>> START Passage provided

Engine part that caused the Oct. 28 fiery explosion has been safely used for years

By Dominic Gates, The Seattle Times
Published: November 14, 2016, 6:00am
3 Photos
A fire-damaged American Airlines jet is checked over by Chicago firefighters following a blaze on the jet at O&#039;Hare International Airport in Chicago on Oct. 28.
A fire-damaged American Airlines jet is checked over by Chicago firefighters following a blaze on the jet at O'Hare International Airport in Chicago on Oct. 28. (Photos by Antonio Perez/Chicago Tribune) Photo Gallery

The nearly catastrophic explosion of an engine that caused a fire on an American Airlines Boeing 767 just short of takeoff in Chicago on Oct. 28 occurred when a specific part that had never before failed broke into pieces.

The breakup of a heavy metal disk that rotates in the engine core reveals a new risk to airline passengers that, however rare, has already spurred a scramble by engine-maker General Electric and government safety agencies to find and fix the vulnerability.

“The risk will be eliminated,” said John Goglia, a former National Transportation Safety Board member with more than 40 years’ experience in the aviation-safety industry. “Will it be eliminated before the next one? That’s the real question. Everything relies upon the timeliness of the system to correct itself.”

American Airlines Flight 383 to Miami was speeding down the runway at O’Hare International Airport in Chicago when the second-stage disk of the high-pressure turbine broke apart inside the right engine with a loud explosion that blew metal shrapnel out through the engine casing.

Hot metal ripped through the wing, igniting aviation fuel. In an update last week, the national safety board, often called the NTSB, described how the pilot aborted the takeoff just seconds before reaching a speed at which he would have had to leave the ground. Slamming on the brakes as the jet reached a speed of 154 miles per hour, he brought the plane to a halt within 25 seconds and 900 yards further down the runway.

Moving quickly, the cabin staff evacuated all 161 passengers and nine crew using the escape slides on the undamaged left side of the aircraft. Twenty people suffered minor injuries.

Behind them on the runway, the black smoke billowing skyward and the blaze melting the right wing into a drooping mess testified to how close the passengers had come to a large-scale tragedy.

Jumbo jet workhorse

GE spokesman Rick Kennedy stresses the reliability of the CF6 engine involved. The latest models, introduced in the 1980s, currently power about 4,000 widebody jets, including Boeing 767s, 747s and Airbus A330s, and have flown for more than 220 million hours.

“The CF6 is the workhorse engine of jumbo jets on a level never experienced before,” Kennedy said.

Yet the danger posed by a so-called “uncontained engine failure” cannot be overstated.

The disk that broke apart in Chicago — one of two disks in what’s called the high-pressure turbine that drives the engine’s air compressor — is about 2 feet in diameter and weighs more than 100 pounds. At full power for takeoff, the temperature in the high-pressure turbine reaches more than 2,200 degrees.

The pod around the engine has Kevlar armor around the big fan at the front, designed to contain any blades that fly off. But the pod cannot possibly contain the enormous energy of flying metal ejected from an engine-core breakup.

>> END Passage provided

To do:
1. In the article on the O'Hare engine explosion, how fast was the jet going when the pilot slammed on the brakes?
2. From the article on the O'Hare engine explosion, set down the passage that starts at the words "Hot metal ripped" and ends after "down the runway.".
3. Carry the article on the O'Hare engine explosion forward from its last sentence.

>> START Material supplied

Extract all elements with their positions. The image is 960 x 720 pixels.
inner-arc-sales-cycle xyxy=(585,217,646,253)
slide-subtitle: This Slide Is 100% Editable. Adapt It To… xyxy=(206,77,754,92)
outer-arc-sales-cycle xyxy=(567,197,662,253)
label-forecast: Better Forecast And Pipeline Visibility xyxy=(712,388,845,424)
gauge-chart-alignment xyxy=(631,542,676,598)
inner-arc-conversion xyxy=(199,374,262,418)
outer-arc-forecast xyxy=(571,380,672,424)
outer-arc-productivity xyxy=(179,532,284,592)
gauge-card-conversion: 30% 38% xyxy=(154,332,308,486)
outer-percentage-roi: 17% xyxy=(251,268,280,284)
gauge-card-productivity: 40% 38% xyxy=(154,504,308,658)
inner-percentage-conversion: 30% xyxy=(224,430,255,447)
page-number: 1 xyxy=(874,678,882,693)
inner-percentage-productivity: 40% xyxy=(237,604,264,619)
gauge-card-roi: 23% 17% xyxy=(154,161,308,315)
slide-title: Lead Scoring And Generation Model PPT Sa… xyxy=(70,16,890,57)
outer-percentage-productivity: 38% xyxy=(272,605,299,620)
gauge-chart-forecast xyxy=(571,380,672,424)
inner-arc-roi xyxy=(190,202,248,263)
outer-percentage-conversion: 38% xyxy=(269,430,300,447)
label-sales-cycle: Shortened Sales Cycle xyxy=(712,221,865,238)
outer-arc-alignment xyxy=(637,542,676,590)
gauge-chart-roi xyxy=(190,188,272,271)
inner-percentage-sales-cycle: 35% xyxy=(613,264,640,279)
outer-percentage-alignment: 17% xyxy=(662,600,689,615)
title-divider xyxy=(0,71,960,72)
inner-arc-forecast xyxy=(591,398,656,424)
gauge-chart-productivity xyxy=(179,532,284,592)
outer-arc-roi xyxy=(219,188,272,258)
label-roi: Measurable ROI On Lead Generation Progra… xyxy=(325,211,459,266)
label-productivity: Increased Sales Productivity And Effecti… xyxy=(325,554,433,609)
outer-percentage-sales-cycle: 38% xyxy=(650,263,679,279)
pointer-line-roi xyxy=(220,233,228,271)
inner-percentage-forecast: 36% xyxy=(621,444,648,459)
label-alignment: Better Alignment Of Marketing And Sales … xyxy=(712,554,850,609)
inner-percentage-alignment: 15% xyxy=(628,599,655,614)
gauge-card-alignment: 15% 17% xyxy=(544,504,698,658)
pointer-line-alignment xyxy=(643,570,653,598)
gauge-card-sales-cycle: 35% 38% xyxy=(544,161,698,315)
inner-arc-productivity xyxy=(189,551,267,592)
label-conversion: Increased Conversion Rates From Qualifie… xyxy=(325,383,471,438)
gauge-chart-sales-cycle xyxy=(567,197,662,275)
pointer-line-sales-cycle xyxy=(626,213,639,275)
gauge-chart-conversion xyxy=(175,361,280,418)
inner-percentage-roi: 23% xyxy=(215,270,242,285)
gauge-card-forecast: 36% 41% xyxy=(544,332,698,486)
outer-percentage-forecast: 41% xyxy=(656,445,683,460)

>> END Material supplied

Written answers:
1. 154 miles per hour.

2.
Hot metal ripped through the wing, igniting aviation fuel. In an update last week, the national safety board, often called the NTSB, described how the pilot aborted the takeoff just seconds before reaching a speed at which he would have had to leave the ground. Slamming on the brakes as the jet reached a speed of 154 miles per hour, he brought the plane to a halt within 25 seconds and 900 yards further down the runway.

3.
The NTSB said last week one piece of the broken disk went through the right wing, then arced high over the airplane and came crashing through the roof of a UPS warehouse almost 1,000 yards away.

“Any time a turbine disk fails, it’s a big deal,” said Goglia.

In 2006, a CF6-80 engine — the same model as in the Chicago incident — on another American Airlines 767 that was powered up during maintenance, exploded on the ground in Los Angeles, with no passengers aboard. A big piece of the high-pressure turbine disk in the left engine pierced the engine casing, sliced through the airplane’s lower fuselage and embedded itself like an ax-head in the casing of the right engine on the other side of the airplane.

That jarring incident came after two other CF6-80 high-pressure turbine-disk breakups.

In 2000, as a US Airways 767 was undergoing engine maintenance on the ground in Philadelphia, a disk rupture split the left engine clean in two and ignited a fire under the wing.

In 2002, it happened in the air. The left engine of an Air New Zealand 767 blew up six minutes after takeoff from Brisbane, Australia, damaging the wing flaps and forcing an emergency landing. Luckily, there was no fire that time, and all 200 people on board were safe.

First disk redesigned

In all three of those CF6-80 incidents, the disk that broke up was the first of two inside the turbine. Although the two disks look alike, the first stage is next to the hottest part of the engine core and must withstand the highest temperatures and air pressure.

After the 2006 incident, the government safety system kicked into high gear. The Federal Aviation Administration, or FAA, issued an Airworthiness Directive ordering urgent inspections of these disks inside older CF6-80 engines.

Subsequently, GE redesigned the first-stage disk to take more stress, adjusting the shape and the composition of the sophisticated nickel alloy.

All planes flying today have been retrofitted with that redesigned disk, said GE’s Kennedy.

“That’s behind us,” he said.

But the disk that exploded in Chicago was the second-stage disk.

This disk is subject to lower temperatures and air flow, so it undergoes relatively less stress than the first.

“There has never been an Airworthiness Directive associated with a second-stage disk,” said Kennedy. “This is new.”

That’s what’s raised alarm bells at the NTSB and the FAA.

The NTSB said that particular disk had been flying for 18 years and completed almost 11,000 flights, short of the limit of 15,000 cycles after which it must be replaced.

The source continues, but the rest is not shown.